** Records shown **
::::::::
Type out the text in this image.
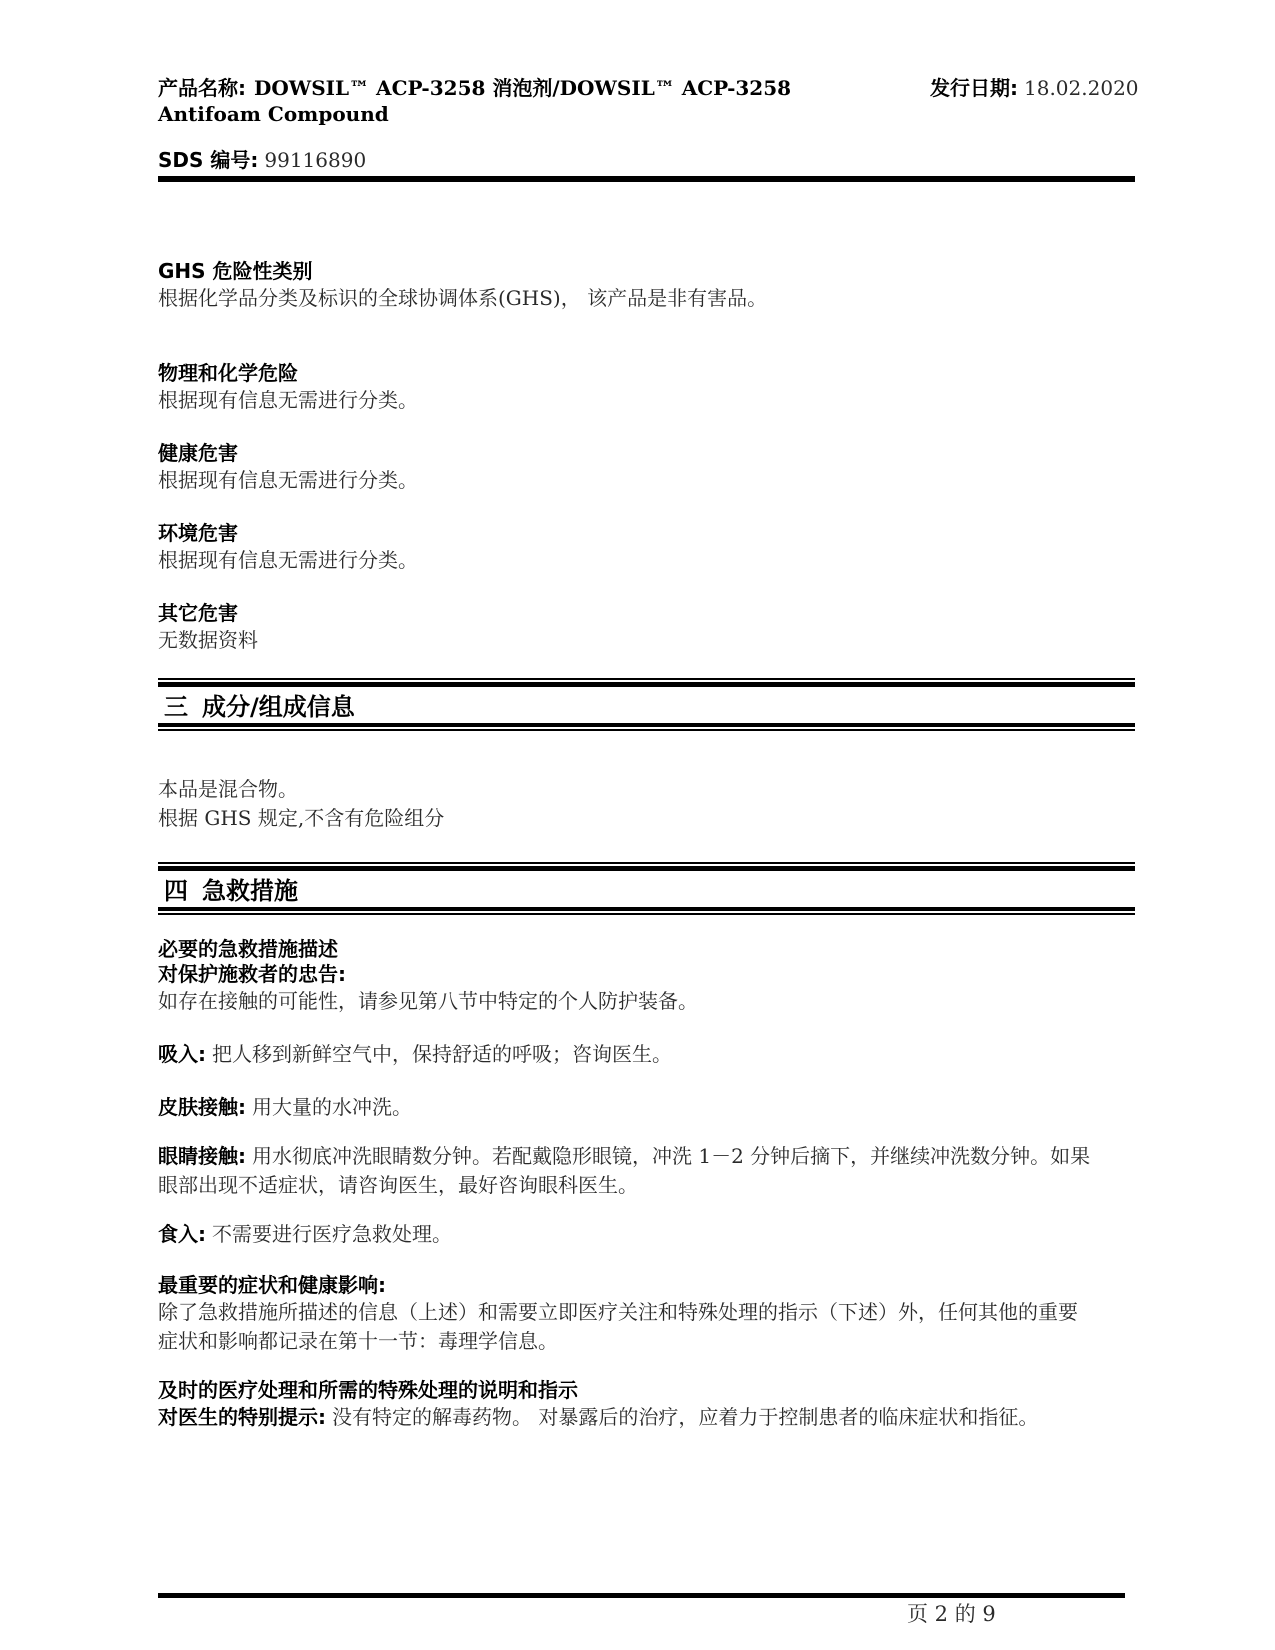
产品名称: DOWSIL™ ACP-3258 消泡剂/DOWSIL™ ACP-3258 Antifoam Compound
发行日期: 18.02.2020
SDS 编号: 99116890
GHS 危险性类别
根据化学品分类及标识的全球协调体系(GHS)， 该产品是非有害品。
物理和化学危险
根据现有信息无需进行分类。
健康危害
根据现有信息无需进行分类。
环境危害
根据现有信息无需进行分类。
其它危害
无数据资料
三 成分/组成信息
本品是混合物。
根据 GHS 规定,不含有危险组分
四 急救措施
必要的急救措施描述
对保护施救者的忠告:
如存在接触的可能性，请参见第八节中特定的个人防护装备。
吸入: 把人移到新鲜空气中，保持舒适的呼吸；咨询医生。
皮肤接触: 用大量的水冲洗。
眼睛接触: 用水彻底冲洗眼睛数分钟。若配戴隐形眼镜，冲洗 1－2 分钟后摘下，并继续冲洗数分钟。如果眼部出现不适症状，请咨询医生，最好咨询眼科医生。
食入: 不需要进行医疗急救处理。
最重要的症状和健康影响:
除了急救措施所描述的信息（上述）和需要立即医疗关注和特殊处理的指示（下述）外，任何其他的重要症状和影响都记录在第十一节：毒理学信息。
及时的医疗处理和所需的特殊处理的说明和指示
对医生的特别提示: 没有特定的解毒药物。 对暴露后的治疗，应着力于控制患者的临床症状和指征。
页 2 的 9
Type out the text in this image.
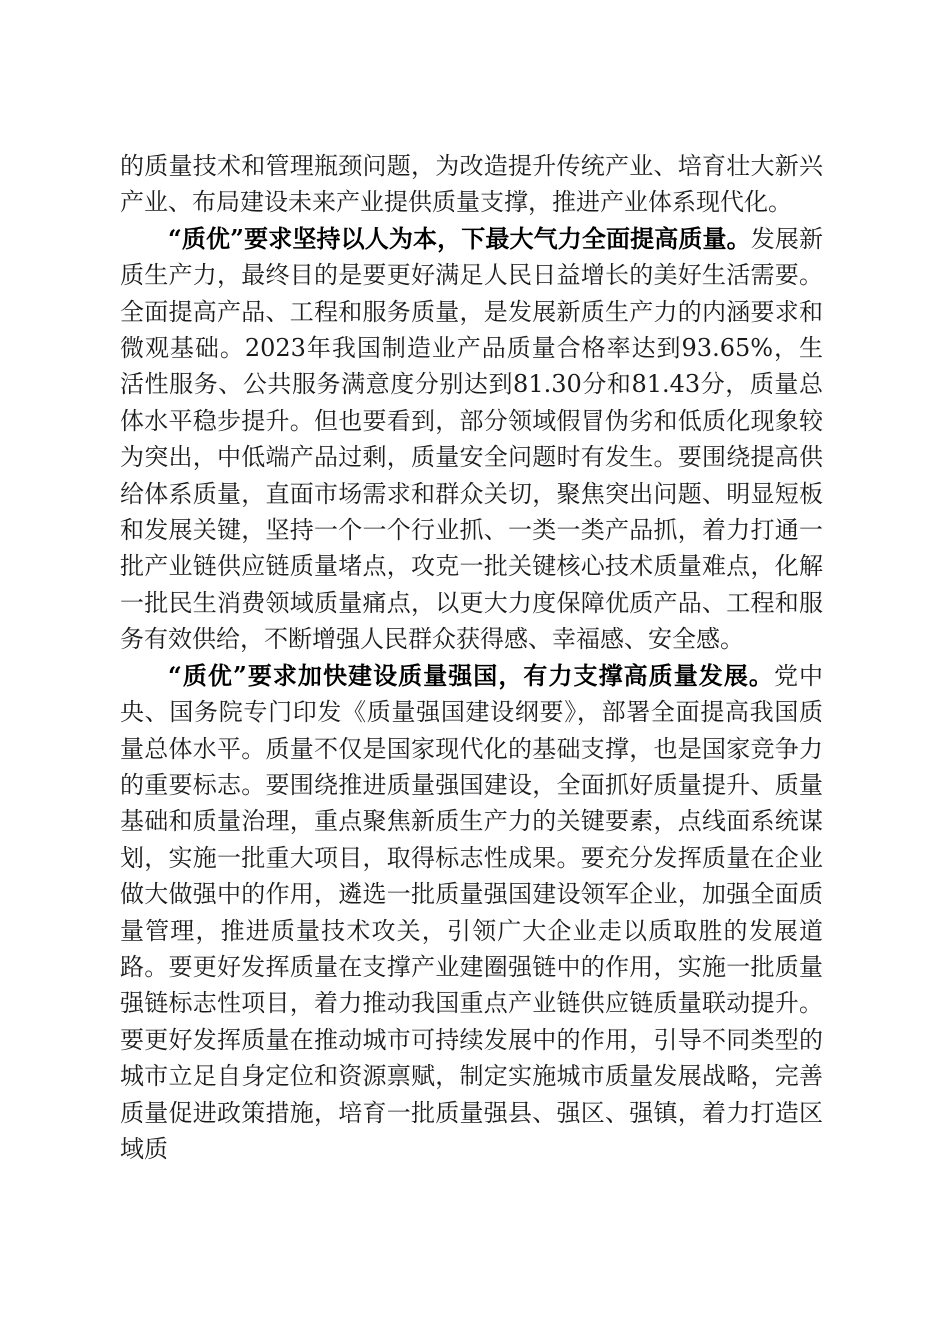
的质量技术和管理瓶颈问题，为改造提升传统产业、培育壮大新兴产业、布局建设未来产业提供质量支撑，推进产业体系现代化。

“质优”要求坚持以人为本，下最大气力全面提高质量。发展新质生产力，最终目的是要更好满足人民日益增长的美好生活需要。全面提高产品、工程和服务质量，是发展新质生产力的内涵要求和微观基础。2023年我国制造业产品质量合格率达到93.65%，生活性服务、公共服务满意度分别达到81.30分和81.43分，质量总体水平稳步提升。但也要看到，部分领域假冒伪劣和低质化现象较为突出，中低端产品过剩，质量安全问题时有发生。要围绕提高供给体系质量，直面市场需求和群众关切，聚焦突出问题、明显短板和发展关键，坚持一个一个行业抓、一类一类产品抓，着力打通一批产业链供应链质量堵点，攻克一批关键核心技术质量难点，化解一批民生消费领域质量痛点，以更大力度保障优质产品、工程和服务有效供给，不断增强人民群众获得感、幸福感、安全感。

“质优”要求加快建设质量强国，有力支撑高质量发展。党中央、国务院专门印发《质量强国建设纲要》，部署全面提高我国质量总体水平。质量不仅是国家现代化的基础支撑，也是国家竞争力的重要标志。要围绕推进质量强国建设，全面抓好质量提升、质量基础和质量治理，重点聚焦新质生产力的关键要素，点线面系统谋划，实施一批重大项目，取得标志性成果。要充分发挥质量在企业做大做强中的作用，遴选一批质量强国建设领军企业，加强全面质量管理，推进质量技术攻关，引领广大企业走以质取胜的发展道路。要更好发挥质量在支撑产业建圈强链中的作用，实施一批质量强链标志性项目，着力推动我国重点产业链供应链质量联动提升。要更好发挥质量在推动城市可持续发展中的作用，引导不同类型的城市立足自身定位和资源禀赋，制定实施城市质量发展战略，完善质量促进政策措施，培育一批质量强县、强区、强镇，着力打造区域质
::::::::
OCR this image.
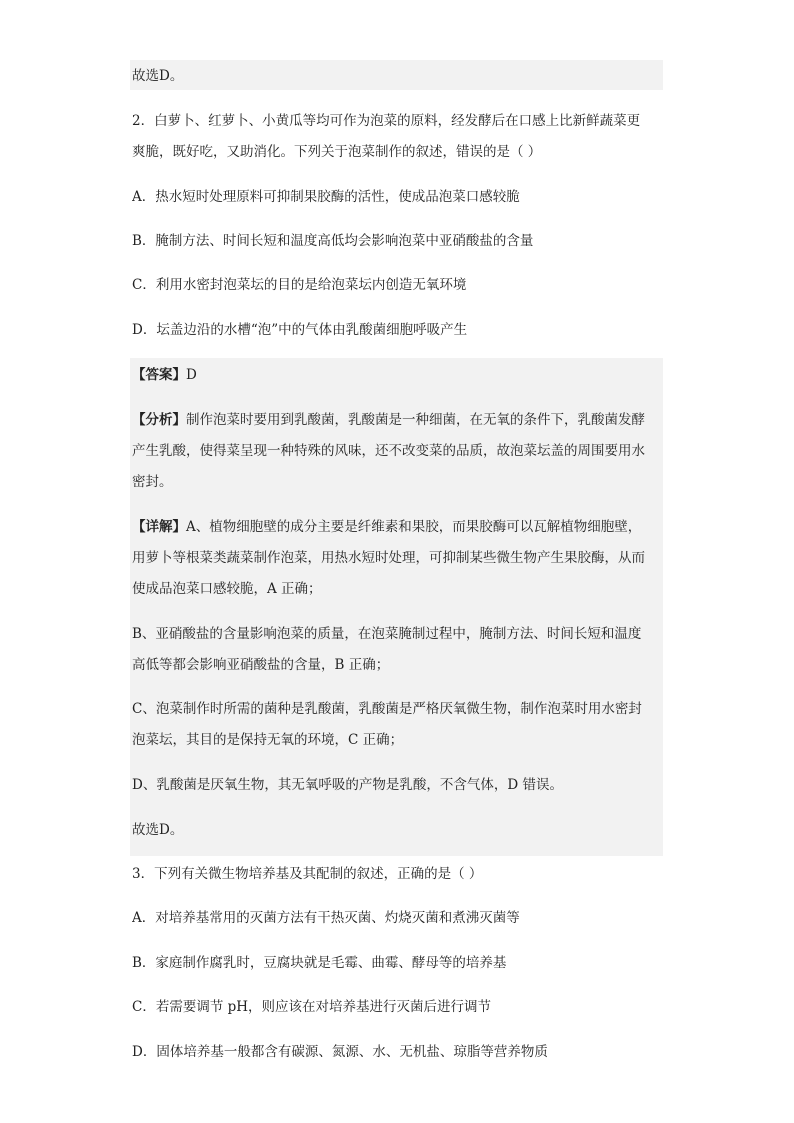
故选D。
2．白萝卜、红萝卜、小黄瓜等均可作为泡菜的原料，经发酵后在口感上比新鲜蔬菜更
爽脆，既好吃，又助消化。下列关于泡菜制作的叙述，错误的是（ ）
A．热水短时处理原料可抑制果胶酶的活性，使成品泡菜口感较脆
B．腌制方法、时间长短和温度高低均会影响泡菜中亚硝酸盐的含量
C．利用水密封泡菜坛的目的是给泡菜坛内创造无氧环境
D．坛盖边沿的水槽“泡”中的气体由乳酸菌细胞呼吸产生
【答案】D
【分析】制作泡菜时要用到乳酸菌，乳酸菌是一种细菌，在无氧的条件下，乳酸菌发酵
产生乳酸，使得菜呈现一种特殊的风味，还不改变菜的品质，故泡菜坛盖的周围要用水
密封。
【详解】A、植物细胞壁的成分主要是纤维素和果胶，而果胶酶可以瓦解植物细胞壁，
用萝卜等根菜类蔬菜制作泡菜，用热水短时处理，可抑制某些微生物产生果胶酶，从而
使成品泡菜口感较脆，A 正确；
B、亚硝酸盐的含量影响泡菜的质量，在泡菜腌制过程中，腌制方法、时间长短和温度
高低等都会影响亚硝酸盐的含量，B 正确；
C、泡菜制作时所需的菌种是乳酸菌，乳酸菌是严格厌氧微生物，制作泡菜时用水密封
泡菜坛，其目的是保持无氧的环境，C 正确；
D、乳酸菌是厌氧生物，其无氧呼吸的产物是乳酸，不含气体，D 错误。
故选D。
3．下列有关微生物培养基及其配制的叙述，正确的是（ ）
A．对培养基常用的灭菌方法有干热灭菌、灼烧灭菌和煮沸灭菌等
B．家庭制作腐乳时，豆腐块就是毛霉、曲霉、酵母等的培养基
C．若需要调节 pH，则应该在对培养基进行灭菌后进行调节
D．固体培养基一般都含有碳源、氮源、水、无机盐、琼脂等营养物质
::::::::
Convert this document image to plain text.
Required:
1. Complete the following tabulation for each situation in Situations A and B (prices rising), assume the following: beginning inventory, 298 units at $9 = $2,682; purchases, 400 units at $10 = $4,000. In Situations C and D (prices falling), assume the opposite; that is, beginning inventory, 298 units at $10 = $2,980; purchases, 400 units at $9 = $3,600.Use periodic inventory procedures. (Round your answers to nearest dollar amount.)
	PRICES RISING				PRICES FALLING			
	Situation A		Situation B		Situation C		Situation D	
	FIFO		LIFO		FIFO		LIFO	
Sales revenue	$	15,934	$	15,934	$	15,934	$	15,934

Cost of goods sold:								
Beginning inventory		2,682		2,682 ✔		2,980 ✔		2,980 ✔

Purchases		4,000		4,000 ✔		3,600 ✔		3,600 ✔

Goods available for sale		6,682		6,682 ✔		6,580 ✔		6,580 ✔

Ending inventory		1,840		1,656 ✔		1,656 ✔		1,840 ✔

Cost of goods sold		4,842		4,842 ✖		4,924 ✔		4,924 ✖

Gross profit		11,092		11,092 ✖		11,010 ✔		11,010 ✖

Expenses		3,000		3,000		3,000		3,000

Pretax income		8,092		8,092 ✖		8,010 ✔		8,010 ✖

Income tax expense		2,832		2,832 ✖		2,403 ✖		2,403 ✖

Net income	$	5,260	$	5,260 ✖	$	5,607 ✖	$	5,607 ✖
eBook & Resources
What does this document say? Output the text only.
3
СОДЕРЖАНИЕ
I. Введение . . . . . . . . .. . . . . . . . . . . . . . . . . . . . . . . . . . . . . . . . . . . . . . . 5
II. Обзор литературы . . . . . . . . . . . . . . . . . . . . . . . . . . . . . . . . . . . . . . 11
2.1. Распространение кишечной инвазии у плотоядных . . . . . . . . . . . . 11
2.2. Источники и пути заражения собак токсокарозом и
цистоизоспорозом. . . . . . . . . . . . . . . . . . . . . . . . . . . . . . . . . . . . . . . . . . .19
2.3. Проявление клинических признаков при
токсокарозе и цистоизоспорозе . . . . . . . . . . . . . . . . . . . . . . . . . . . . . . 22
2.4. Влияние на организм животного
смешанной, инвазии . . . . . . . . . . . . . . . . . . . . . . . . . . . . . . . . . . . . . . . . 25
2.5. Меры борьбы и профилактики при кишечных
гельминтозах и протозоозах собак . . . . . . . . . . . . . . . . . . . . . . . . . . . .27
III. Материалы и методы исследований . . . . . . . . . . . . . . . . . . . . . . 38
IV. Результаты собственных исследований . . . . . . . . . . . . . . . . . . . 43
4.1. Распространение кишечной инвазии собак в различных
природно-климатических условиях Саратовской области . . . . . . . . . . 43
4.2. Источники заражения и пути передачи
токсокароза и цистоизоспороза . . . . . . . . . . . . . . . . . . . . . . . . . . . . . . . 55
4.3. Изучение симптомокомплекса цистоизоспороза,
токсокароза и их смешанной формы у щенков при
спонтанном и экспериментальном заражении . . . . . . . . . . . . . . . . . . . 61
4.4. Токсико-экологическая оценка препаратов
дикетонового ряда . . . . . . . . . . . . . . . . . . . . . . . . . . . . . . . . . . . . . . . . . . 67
::::::::
** What needs to be done **
Considering only the records above, state the number of lines that include the word "исследований", with nothing added.

** Output for this task **
2